Data records
•••••
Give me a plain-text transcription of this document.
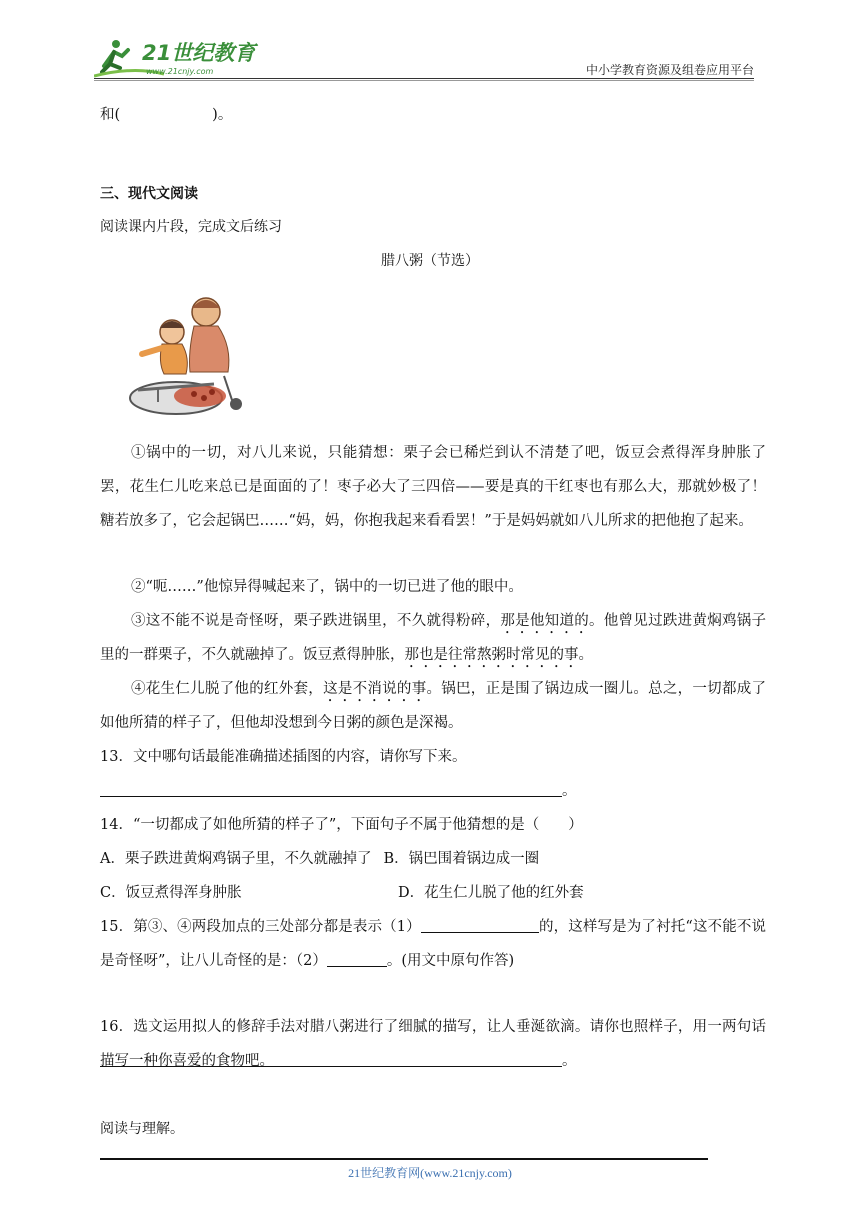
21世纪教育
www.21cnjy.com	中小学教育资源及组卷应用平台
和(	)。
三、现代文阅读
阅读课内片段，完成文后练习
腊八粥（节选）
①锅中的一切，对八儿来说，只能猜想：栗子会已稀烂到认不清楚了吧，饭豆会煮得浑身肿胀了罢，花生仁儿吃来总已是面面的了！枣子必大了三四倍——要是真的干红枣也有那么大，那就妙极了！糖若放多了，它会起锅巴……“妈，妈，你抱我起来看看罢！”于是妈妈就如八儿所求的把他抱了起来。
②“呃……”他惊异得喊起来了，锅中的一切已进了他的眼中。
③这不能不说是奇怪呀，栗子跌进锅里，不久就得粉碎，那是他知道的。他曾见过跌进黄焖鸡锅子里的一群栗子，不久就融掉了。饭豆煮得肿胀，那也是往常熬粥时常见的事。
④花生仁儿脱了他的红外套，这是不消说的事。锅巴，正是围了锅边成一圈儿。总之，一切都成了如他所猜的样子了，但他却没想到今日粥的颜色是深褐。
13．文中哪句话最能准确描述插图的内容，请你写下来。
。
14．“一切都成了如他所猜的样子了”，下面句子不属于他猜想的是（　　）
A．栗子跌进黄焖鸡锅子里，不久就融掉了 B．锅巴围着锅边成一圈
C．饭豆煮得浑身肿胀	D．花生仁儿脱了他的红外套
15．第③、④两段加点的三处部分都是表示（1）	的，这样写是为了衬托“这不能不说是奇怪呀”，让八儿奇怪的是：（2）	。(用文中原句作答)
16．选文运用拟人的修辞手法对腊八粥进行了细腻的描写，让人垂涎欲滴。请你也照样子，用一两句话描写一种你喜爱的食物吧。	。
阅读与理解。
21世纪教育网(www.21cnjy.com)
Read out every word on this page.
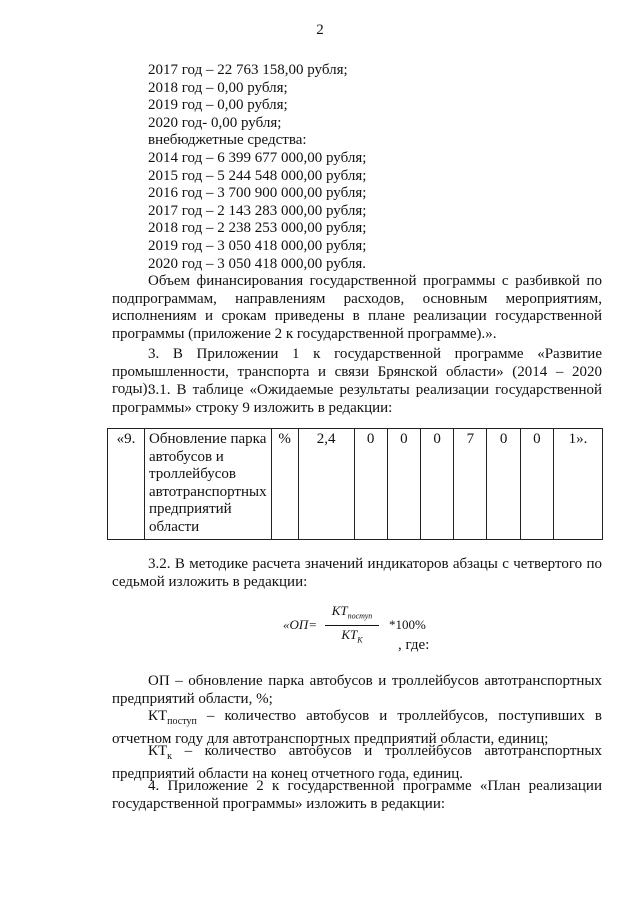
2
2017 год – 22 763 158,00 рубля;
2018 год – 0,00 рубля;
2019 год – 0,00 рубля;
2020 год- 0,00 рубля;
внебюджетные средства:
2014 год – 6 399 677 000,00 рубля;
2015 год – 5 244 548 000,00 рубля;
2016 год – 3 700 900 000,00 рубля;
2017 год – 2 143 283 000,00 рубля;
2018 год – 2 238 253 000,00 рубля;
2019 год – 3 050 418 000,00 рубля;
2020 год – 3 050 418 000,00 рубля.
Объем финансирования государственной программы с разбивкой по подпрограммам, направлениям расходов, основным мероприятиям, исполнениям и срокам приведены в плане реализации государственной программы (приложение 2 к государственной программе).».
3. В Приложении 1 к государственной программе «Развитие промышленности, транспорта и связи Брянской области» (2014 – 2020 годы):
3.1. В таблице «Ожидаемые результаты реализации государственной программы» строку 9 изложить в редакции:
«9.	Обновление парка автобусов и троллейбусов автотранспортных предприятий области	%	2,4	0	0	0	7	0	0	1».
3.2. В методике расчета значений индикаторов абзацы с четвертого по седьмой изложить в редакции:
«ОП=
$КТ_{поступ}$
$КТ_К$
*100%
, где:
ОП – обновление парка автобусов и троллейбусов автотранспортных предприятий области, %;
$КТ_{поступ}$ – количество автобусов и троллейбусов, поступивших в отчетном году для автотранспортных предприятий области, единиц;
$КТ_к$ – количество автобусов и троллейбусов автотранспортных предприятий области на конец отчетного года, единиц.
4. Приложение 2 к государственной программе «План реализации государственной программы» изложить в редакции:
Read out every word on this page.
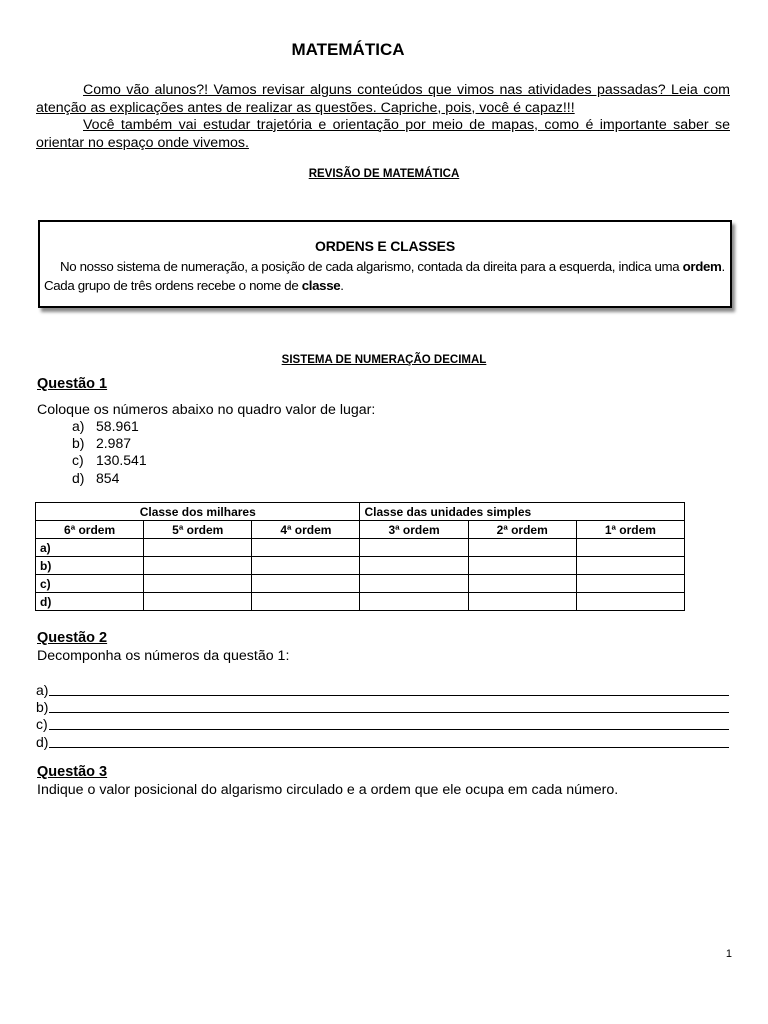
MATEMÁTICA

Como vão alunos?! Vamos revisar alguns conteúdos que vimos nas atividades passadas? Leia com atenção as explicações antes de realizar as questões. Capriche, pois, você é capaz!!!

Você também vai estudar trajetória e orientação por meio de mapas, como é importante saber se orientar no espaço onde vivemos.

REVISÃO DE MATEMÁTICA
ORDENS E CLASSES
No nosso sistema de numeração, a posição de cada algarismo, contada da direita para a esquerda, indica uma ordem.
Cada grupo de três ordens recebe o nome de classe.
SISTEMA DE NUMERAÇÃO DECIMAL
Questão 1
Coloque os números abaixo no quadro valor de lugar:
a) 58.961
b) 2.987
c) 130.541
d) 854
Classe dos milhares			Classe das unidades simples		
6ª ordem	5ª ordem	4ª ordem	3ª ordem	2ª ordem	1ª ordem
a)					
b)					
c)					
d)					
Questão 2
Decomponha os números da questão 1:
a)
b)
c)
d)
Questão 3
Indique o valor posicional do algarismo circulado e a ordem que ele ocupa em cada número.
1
•••••
#### PROBLEM DESCRIPTION:
Make an exact copy of all entries above, dropping the images.

#### ANSWER TO THE TASK:
Give me a plain-text transcription of this document.
21世纪教育
www.21cnjy.com	中小学教育资源及组卷应用平台
和(	)。
三、现代文阅读
阅读课内片段，完成文后练习
腊八粥（节选）
①锅中的一切，对八儿来说，只能猜想：栗子会已稀烂到认不清楚了吧，饭豆会煮得浑身肿胀了罢，花生仁儿吃来总已是面面的了！枣子必大了三四倍——要是真的干红枣也有那么大，那就妙极了！糖若放多了，它会起锅巴……“妈，妈，你抱我起来看看罢！”于是妈妈就如八儿所求的把他抱了起来。
②“呃……”他惊异得喊起来了，锅中的一切已进了他的眼中。
③这不能不说是奇怪呀，栗子跌进锅里，不久就得粉碎，那是他知道的。他曾见过跌进黄焖鸡锅子里的一群栗子，不久就融掉了。饭豆煮得肿胀，那也是往常熬粥时常见的事。
④花生仁儿脱了他的红外套，这是不消说的事。锅巴，正是围了锅边成一圈儿。总之，一切都成了如他所猜的样子了，但他却没想到今日粥的颜色是深褐。
13．文中哪句话最能准确描述插图的内容，请你写下来。
。
14．“一切都成了如他所猜的样子了”，下面句子不属于他猜想的是（　　）
A．栗子跌进黄焖鸡锅子里，不久就融掉了 B．锅巴围着锅边成一圈
C．饭豆煮得浑身肿胀	D．花生仁儿脱了他的红外套
15．第③、④两段加点的三处部分都是表示（1）	的，这样写是为了衬托“这不能不说是奇怪呀”，让八儿奇怪的是：（2）	。(用文中原句作答)
16．选文运用拟人的修辞手法对腊八粥进行了细腻的描写，让人垂涎欲滴。请你也照样子，用一两句话描写一种你喜爱的食物吧。	。
阅读与理解。
21世纪教育网(www.21cnjy.com)
Read out every word on this page.
2
2017 год – 22 763 158,00 рубля;
2018 год – 0,00 рубля;
2019 год – 0,00 рубля;
2020 год- 0,00 рубля;
внебюджетные средства:
2014 год – 6 399 677 000,00 рубля;
2015 год – 5 244 548 000,00 рубля;
2016 год – 3 700 900 000,00 рубля;
2017 год – 2 143 283 000,00 рубля;
2018 год – 2 238 253 000,00 рубля;
2019 год – 3 050 418 000,00 рубля;
2020 год – 3 050 418 000,00 рубля.
Объем финансирования государственной программы с разбивкой по подпрограммам, направлениям расходов, основным мероприятиям, исполнениям и срокам приведены в плане реализации государственной программы (приложение 2 к государственной программе).».
3. В Приложении 1 к государственной программе «Развитие промышленности, транспорта и связи Брянской области» (2014 – 2020 годы):
3.1. В таблице «Ожидаемые результаты реализации государственной программы» строку 9 изложить в редакции:
«9.	Обновление парка автобусов и троллейбусов автотранспортных предприятий области	%	2,4	0	0	0	7	0	0	1».
3.2. В методике расчета значений индикаторов абзацы с четвертого по седьмой изложить в редакции:
«ОП=
$КТ_{поступ}$
$КТ_К$
*100%
, где:
ОП – обновление парка автобусов и троллейбусов автотранспортных предприятий области, %;
$КТ_{поступ}$ – количество автобусов и троллейбусов, поступивших в отчетном году для автотранспортных предприятий области, единиц;
$КТ_к$ – количество автобусов и троллейбусов автотранспортных предприятий области на конец отчетного года, единиц.
4. Приложение 2 к государственной программе «План реализации государственной программы» изложить в редакции:
Read out every word on this page.
MATEMÁTICA

Como vão alunos?! Vamos revisar alguns conteúdos que vimos nas atividades passadas? Leia com atenção as explicações antes de realizar as questões. Capriche, pois, você é capaz!!!

Você também vai estudar trajetória e orientação por meio de mapas, como é importante saber se orientar no espaço onde vivemos.

REVISÃO DE MATEMÁTICA
ORDENS E CLASSES
No nosso sistema de numeração, a posição de cada algarismo, contada da direita para a esquerda, indica uma ordem.
Cada grupo de três ordens recebe o nome de classe.
SISTEMA DE NUMERAÇÃO DECIMAL
Questão 1
Coloque os números abaixo no quadro valor de lugar:
a) 58.961
b) 2.987
c) 130.541
d) 854
Classe dos milhares			Classe das unidades simples		
6ª ordem	5ª ordem	4ª ordem	3ª ordem	2ª ordem	1ª ordem
a)					
b)					
c)					
d)					
Questão 2
Decomponha os números da questão 1:
a)
b)
c)
d)
Questão 3
Indique o valor posicional do algarismo circulado e a ordem que ele ocupa em cada número.
1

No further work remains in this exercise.